* **WHAT NEEDS TO BE DONE**: Copy down every line where the string "impression" shows up.

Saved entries
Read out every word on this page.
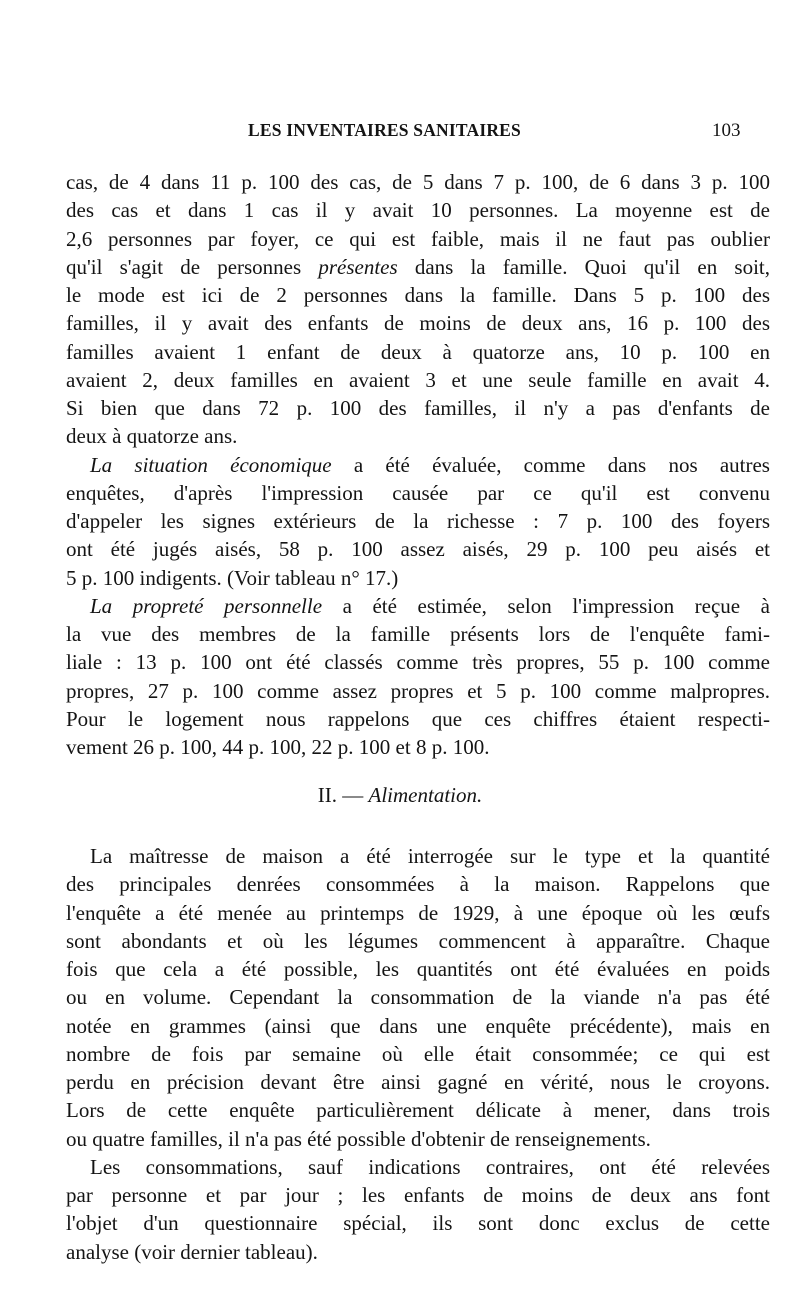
LES INVENTAIRES SANITAIRES	103
cas, de 4 dans 11 p. 100 des cas, de 5 dans 7 p. 100, de 6 dans 3 p. 100
des cas et dans 1 cas il y avait 10 personnes. La moyenne est de
2,6 personnes par foyer, ce qui est faible, mais il ne faut pas oublier
qu'il s'agit de personnes présentes dans la famille. Quoi qu'il en soit,
le mode est ici de 2 personnes dans la famille. Dans 5 p. 100 des
familles, il y avait des enfants de moins de deux ans, 16 p. 100 des
familles avaient 1 enfant de deux à quatorze ans, 10 p. 100 en
avaient 2, deux familles en avaient 3 et une seule famille en avait 4.
Si bien que dans 72 p. 100 des familles, il n'y a pas d'enfants de
deux à quatorze ans.
La situation économique a été évaluée, comme dans nos autres
enquêtes, d'après l'impression causée par ce qu'il est convenu
d'appeler les signes extérieurs de la richesse : 7 p. 100 des foyers
ont été jugés aisés, 58 p. 100 assez aisés, 29 p. 100 peu aisés et
5 p. 100 indigents. (Voir tableau n° 17.)
La propreté personnelle a été estimée, selon l'impression reçue à
la vue des membres de la famille présents lors de l'enquête fami-
liale : 13 p. 100 ont été classés comme très propres, 55 p. 100 comme
propres, 27 p. 100 comme assez propres et 5 p. 100 comme malpropres.
Pour le logement nous rappelons que ces chiffres étaient respecti-
vement 26 p. 100, 44 p. 100, 22 p. 100 et 8 p. 100.
II. — Alimentation.
La maîtresse de maison a été interrogée sur le type et la quantité
des principales denrées consommées à la maison. Rappelons que
l'enquête a été menée au printemps de 1929, à une époque où les œufs
sont abondants et où les légumes commencent à apparaître. Chaque
fois que cela a été possible, les quantités ont été évaluées en poids
ou en volume. Cependant la consommation de la viande n'a pas été
notée en grammes (ainsi que dans une enquête précédente), mais en
nombre de fois par semaine où elle était consommée; ce qui est
perdu en précision devant être ainsi gagné en vérité, nous le croyons.
Lors de cette enquête particulièrement délicate à mener, dans trois
ou quatre familles, il n'a pas été possible d'obtenir de renseignements.
Les consommations, sauf indications contraires, ont été relevées
par personne et par jour ; les enfants de moins de deux ans font
l'objet d'un questionnaire spécial, ils sont donc exclus de cette
analyse (voir dernier tableau).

* **RESPONSE**:
enquêtes, d'après l'impression causée par ce qu'il est convenu
La propreté personnelle a été estimée, selon l'impression reçue à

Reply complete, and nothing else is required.